→ WHAT IS ASKED
Copy every line that mentions the word "rate".

→ EXERCISE DATA
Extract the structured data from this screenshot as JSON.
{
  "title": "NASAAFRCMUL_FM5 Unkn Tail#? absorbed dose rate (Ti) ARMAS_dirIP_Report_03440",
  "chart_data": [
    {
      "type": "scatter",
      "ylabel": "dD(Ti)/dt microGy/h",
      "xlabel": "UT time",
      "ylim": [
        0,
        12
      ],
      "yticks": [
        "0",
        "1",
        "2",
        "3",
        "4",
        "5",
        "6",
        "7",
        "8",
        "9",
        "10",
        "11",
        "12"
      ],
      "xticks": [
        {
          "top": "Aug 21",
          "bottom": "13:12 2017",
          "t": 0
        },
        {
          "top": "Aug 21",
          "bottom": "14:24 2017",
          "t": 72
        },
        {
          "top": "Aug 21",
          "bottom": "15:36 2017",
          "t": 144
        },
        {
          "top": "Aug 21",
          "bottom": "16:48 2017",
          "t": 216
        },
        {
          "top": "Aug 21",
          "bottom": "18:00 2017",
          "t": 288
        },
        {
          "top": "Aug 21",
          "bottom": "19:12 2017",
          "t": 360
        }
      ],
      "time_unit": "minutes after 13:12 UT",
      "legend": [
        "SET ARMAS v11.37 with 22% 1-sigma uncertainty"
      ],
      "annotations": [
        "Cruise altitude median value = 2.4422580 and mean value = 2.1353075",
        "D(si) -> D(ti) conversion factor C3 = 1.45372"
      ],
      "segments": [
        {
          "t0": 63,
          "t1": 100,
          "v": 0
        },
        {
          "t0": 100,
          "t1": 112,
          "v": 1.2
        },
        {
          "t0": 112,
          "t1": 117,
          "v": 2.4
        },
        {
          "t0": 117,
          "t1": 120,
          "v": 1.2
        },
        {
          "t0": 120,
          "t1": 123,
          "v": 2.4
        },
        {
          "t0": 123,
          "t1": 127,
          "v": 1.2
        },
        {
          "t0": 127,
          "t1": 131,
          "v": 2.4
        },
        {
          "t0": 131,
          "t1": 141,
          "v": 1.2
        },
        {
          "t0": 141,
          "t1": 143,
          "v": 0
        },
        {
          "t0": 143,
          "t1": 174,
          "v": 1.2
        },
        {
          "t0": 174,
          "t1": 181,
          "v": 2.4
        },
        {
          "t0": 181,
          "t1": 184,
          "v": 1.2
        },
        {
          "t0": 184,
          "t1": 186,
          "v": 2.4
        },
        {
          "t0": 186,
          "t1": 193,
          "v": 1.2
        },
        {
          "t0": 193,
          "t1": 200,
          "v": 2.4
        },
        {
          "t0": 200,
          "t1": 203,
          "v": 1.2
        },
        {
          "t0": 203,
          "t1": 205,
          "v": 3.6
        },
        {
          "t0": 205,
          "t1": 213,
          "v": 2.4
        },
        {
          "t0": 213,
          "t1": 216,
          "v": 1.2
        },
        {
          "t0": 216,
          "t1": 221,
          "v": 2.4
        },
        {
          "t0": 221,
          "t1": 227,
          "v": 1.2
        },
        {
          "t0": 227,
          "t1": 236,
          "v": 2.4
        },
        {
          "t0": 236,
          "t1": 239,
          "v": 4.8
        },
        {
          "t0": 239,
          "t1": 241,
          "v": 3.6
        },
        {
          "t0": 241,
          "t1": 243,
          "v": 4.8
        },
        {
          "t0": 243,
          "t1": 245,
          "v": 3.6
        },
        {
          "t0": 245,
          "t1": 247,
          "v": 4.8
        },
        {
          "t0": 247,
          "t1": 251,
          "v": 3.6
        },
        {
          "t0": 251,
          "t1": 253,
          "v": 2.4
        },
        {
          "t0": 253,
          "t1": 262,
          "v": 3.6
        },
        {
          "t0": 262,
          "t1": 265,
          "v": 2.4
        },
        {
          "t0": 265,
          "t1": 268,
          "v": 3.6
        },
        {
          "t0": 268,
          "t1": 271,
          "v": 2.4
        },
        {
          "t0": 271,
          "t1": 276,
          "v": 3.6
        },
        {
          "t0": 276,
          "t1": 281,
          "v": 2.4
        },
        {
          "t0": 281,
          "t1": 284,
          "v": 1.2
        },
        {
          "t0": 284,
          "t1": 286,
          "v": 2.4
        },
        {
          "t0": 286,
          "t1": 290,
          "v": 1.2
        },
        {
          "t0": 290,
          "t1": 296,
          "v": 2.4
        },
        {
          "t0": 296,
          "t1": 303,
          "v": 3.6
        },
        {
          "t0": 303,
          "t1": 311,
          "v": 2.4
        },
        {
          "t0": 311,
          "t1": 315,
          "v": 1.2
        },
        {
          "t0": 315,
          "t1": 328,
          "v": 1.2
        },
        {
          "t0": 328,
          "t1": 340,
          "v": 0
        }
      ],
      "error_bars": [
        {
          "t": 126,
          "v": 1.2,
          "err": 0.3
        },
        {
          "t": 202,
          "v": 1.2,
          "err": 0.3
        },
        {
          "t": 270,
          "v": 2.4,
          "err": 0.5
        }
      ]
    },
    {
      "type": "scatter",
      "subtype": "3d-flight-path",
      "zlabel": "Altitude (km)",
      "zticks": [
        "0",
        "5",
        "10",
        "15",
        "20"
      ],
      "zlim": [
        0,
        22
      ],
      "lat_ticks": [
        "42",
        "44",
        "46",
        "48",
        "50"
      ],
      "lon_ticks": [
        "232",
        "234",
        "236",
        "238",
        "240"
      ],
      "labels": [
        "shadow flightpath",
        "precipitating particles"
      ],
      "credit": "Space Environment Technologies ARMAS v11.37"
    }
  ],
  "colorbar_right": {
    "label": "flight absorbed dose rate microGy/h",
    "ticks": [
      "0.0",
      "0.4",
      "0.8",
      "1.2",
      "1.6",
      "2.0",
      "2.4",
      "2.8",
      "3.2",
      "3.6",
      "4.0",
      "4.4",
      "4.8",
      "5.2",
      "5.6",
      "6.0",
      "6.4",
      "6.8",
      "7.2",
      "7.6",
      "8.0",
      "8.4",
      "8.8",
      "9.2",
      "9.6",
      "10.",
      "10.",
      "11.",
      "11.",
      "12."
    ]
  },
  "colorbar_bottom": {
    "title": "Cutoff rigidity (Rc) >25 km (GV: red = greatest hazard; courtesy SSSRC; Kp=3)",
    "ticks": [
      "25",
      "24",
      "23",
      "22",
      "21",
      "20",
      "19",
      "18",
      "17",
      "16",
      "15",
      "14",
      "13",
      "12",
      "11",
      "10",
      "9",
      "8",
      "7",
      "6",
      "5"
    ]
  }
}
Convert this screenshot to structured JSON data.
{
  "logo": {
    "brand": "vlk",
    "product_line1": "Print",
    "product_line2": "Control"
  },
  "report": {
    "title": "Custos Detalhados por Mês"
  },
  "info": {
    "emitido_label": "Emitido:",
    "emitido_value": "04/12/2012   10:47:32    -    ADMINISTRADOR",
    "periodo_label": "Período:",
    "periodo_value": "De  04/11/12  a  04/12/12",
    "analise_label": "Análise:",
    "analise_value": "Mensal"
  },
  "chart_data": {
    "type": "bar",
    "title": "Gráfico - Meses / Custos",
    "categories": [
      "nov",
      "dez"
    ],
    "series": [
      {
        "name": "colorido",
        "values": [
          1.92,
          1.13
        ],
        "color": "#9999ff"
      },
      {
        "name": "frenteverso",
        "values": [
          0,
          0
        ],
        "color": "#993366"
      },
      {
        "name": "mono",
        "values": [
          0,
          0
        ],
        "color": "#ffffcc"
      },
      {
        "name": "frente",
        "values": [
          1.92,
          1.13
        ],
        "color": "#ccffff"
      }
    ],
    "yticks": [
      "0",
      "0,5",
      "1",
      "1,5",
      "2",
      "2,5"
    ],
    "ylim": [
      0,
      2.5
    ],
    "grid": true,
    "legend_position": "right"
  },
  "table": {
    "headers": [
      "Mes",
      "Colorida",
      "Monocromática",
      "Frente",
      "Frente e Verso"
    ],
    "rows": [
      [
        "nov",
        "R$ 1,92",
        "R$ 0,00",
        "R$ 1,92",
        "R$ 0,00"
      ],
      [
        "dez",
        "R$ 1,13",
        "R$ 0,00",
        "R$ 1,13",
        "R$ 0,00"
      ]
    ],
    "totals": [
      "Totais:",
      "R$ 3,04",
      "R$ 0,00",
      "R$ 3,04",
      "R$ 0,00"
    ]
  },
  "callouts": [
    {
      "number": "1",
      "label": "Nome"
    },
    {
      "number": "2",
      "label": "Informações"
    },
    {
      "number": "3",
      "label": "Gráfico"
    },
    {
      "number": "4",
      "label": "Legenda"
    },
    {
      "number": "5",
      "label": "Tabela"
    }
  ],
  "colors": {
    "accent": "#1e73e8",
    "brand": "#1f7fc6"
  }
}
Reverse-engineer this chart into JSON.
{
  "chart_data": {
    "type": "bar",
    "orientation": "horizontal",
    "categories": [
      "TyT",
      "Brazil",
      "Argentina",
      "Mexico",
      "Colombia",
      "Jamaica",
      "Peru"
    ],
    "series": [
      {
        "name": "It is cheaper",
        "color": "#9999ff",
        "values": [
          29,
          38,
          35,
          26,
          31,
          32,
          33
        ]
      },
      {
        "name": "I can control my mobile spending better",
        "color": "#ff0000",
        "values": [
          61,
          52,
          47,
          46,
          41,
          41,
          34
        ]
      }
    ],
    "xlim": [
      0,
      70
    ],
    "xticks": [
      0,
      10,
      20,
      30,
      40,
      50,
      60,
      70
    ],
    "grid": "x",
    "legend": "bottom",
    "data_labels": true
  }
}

→ RESULT OF THIS EXERCISE
  "title": "NASAAFRCMUL_FM5 Unkn Tail#? absorbed dose rate (Ti) ARMAS_dirIP_Report_03440",
    "label": "flight absorbed dose rate microGy/h",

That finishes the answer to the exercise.